The records below need retyping in full; give them again exactly.

- **Recorded data**:
◇ ◇ ◇

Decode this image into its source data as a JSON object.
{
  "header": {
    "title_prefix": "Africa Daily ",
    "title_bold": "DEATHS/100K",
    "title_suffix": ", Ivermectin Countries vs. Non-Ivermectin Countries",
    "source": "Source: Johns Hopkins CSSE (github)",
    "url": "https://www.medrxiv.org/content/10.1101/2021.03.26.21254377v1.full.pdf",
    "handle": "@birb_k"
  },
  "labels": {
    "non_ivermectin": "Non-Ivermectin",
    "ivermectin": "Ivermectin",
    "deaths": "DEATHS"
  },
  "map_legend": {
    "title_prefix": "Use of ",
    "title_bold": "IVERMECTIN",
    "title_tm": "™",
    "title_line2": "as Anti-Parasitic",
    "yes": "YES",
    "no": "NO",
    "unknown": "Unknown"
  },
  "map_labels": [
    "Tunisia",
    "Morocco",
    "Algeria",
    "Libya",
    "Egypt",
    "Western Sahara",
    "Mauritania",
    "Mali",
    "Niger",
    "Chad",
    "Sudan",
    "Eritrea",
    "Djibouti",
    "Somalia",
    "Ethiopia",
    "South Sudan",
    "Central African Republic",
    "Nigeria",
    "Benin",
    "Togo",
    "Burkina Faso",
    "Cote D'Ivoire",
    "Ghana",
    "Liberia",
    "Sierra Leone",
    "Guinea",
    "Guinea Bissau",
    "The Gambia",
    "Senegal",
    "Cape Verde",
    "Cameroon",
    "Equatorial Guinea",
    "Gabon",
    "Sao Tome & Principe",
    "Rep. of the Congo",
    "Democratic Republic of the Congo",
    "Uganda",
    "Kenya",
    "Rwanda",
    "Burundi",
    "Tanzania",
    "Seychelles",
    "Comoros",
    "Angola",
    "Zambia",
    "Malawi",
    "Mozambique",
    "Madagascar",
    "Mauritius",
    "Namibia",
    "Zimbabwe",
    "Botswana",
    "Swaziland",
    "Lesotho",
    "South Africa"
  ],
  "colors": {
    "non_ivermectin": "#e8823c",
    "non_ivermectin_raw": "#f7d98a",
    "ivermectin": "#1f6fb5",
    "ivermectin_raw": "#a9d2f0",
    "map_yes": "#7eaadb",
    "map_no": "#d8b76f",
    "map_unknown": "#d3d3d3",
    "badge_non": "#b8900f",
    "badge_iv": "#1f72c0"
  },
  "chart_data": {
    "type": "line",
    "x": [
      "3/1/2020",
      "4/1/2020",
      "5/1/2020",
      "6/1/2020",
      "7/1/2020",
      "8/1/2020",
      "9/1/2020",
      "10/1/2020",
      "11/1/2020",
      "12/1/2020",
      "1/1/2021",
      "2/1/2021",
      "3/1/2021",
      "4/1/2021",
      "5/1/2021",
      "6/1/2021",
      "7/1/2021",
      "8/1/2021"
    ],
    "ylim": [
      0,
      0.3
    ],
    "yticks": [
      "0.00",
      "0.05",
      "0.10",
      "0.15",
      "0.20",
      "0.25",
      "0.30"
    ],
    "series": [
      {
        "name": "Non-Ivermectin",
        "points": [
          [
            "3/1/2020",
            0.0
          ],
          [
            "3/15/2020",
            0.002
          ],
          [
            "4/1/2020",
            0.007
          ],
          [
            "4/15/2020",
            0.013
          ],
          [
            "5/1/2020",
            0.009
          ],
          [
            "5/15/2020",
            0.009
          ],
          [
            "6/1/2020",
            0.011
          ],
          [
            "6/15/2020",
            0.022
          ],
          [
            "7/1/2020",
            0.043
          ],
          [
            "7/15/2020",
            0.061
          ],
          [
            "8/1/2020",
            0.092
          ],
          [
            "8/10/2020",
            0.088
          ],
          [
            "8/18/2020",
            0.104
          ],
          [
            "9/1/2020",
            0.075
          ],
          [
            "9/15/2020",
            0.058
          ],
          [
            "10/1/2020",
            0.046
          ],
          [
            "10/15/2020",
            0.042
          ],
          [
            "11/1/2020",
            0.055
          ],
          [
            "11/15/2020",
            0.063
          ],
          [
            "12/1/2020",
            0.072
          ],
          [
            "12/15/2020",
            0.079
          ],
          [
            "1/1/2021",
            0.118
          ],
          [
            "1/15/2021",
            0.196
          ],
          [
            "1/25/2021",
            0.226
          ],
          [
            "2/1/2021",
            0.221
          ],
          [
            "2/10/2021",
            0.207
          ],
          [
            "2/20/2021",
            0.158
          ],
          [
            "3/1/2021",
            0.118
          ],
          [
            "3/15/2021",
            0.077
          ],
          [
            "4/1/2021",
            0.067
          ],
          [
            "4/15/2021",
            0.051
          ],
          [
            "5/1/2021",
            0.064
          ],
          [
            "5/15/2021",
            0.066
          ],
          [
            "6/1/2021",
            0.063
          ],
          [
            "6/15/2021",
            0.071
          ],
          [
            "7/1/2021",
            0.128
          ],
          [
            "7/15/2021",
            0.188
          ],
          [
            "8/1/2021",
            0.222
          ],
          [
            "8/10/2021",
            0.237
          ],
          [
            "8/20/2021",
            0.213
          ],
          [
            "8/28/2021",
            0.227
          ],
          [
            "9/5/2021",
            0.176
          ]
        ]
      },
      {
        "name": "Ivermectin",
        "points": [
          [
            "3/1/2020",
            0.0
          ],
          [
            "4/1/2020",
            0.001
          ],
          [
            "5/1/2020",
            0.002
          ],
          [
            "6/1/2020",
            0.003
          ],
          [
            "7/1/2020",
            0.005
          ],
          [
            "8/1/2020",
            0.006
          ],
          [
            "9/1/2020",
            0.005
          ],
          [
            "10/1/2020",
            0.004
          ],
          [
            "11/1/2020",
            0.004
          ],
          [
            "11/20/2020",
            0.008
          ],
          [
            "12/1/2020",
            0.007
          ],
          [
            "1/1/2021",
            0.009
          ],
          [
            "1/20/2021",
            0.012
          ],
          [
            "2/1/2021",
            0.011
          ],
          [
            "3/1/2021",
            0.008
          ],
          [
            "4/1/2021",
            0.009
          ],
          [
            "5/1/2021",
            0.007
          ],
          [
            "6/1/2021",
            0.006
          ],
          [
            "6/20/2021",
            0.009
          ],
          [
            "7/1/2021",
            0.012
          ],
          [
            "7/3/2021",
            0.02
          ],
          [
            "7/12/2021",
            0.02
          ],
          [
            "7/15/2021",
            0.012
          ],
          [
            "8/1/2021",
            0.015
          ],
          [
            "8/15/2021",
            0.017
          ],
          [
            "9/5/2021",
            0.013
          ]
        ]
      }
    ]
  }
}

◇ ◇ ◇

- **Exercise output**:
Decode this image into its source data as a JSON object.
{
  "header": {
    "title_prefix": "Africa Daily ",
    "title_bold": "DEATHS/100K",
    "title_suffix": ", Ivermectin Countries vs. Non-Ivermectin Countries",
    "source": "Source: Johns Hopkins CSSE (github)",
    "url": "https://www.medrxiv.org/content/10.1101/2021.03.26.21254377v1.full.pdf",
    "handle": "@birb_k"
  },
  "labels": {
    "non_ivermectin": "Non-Ivermectin",
    "ivermectin": "Ivermectin",
    "deaths": "DEATHS"
  },
  "map_legend": {
    "title_prefix": "Use of ",
    "title_bold": "IVERMECTIN",
    "title_tm": "™",
    "title_line2": "as Anti-Parasitic",
    "yes": "YES",
    "no": "NO",
    "unknown": "Unknown"
  },
  "map_labels": [
    "Tunisia",
    "Morocco",
    "Algeria",
    "Libya",
    "Egypt",
    "Western Sahara",
    "Mauritania",
    "Mali",
    "Niger",
    "Chad",
    "Sudan",
    "Eritrea",
    "Djibouti",
    "Somalia",
    "Ethiopia",
    "South Sudan",
    "Central African Republic",
    "Nigeria",
    "Benin",
    "Togo",
    "Burkina Faso",
    "Cote D'Ivoire",
    "Ghana",
    "Liberia",
    "Sierra Leone",
    "Guinea",
    "Guinea Bissau",
    "The Gambia",
    "Senegal",
    "Cape Verde",
    "Cameroon",
    "Equatorial Guinea",
    "Gabon",
    "Sao Tome & Principe",
    "Rep. of the Congo",
    "Democratic Republic of the Congo",
    "Uganda",
    "Kenya",
    "Rwanda",
    "Burundi",
    "Tanzania",
    "Seychelles",
    "Comoros",
    "Angola",
    "Zambia",
    "Malawi",
    "Mozambique",
    "Madagascar",
    "Mauritius",
    "Namibia",
    "Zimbabwe",
    "Botswana",
    "Swaziland",
    "Lesotho",
    "South Africa"
  ],
  "colors": {
    "non_ivermectin": "#e8823c",
    "non_ivermectin_raw": "#f7d98a",
    "ivermectin": "#1f6fb5",
    "ivermectin_raw": "#a9d2f0",
    "map_yes": "#7eaadb",
    "map_no": "#d8b76f",
    "map_unknown": "#d3d3d3",
    "badge_non": "#b8900f",
    "badge_iv": "#1f72c0"
  },
  "chart_data": {
    "type": "line",
    "x": [
      "3/1/2020",
      "4/1/2020",
      "5/1/2020",
      "6/1/2020",
      "7/1/2020",
      "8/1/2020",
      "9/1/2020",
      "10/1/2020",
      "11/1/2020",
      "12/1/2020",
      "1/1/2021",
      "2/1/2021",
      "3/1/2021",
      "4/1/2021",
      "5/1/2021",
      "6/1/2021",
      "7/1/2021",
      "8/1/2021"
    ],
    "ylim": [
      0,
      0.3
    ],
    "yticks": [
      "0.00",
      "0.05",
      "0.10",
      "0.15",
      "0.20",
      "0.25",
      "0.30"
    ],
    "series": [
      {
        "name": "Non-Ivermectin",
        "points": [
          [
            "3/1/2020",
            0.0
          ],
          [
            "3/15/2020",
            0.002
          ],
          [
            "4/1/2020",
            0.007
          ],
          [
            "4/15/2020",
            0.013
          ],
          [
            "5/1/2020",
            0.009
          ],
          [
            "5/15/2020",
            0.009
          ],
          [
            "6/1/2020",
            0.011
          ],
          [
            "6/15/2020",
            0.022
          ],
          [
            "7/1/2020",
            0.043
          ],
          [
            "7/15/2020",
            0.061
          ],
          [
            "8/1/2020",
            0.092
          ],
          [
            "8/10/2020",
            0.088
          ],
          [
            "8/18/2020",
            0.104
          ],
          [
            "9/1/2020",
            0.075
          ],
          [
            "9/15/2020",
            0.058
          ],
          [
            "10/1/2020",
            0.046
          ],
          [
            "10/15/2020",
            0.042
          ],
          [
            "11/1/2020",
            0.055
          ],
          [
            "11/15/2020",
            0.063
          ],
          [
            "12/1/2020",
            0.072
          ],
          [
            "12/15/2020",
            0.079
          ],
          [
            "1/1/2021",
            0.118
          ],
          [
            "1/15/2021",
            0.196
          ],
          [
            "1/25/2021",
            0.226
          ],
          [
            "2/1/2021",
            0.221
          ],
          [
            "2/10/2021",
            0.207
          ],
          [
            "2/20/2021",
            0.158
          ],
          [
            "3/1/2021",
            0.118
          ],
          [
            "3/15/2021",
            0.077
          ],
          [
            "4/1/2021",
            0.067
          ],
          [
            "4/15/2021",
            0.051
          ],
          [
            "5/1/2021",
            0.064
          ],
          [
            "5/15/2021",
            0.066
          ],
          [
            "6/1/2021",
            0.063
          ],
          [
            "6/15/2021",
            0.071
          ],
          [
            "7/1/2021",
            0.128
          ],
          [
            "7/15/2021",
            0.188
          ],
          [
            "8/1/2021",
            0.222
          ],
          [
            "8/10/2021",
            0.237
          ],
          [
            "8/20/2021",
            0.213
          ],
          [
            "8/28/2021",
            0.227
          ],
          [
            "9/5/2021",
            0.176
          ]
        ]
      },
      {
        "name": "Ivermectin",
        "points": [
          [
            "3/1/2020",
            0.0
          ],
          [
            "4/1/2020",
            0.001
          ],
          [
            "5/1/2020",
            0.002
          ],
          [
            "6/1/2020",
            0.003
          ],
          [
            "7/1/2020",
            0.005
          ],
          [
            "8/1/2020",
            0.006
          ],
          [
            "9/1/2020",
            0.005
          ],
          [
            "10/1/2020",
            0.004
          ],
          [
            "11/1/2020",
            0.004
          ],
          [
            "11/20/2020",
            0.008
          ],
          [
            "12/1/2020",
            0.007
          ],
          [
            "1/1/2021",
            0.009
          ],
          [
            "1/20/2021",
            0.012
          ],
          [
            "2/1/2021",
            0.011
          ],
          [
            "3/1/2021",
            0.008
          ],
          [
            "4/1/2021",
            0.009
          ],
          [
            "5/1/2021",
            0.007
          ],
          [
            "6/1/2021",
            0.006
          ],
          [
            "6/20/2021",
            0.009
          ],
          [
            "7/1/2021",
            0.012
          ],
          [
            "7/3/2021",
            0.02
          ],
          [
            "7/12/2021",
            0.02
          ],
          [
            "7/15/2021",
            0.012
          ],
          [
            "8/1/2021",
            0.015
          ],
          [
            "8/15/2021",
            0.017
          ],
          [
            "9/5/2021",
            0.013
          ]
        ]
      }
    ]
  }
}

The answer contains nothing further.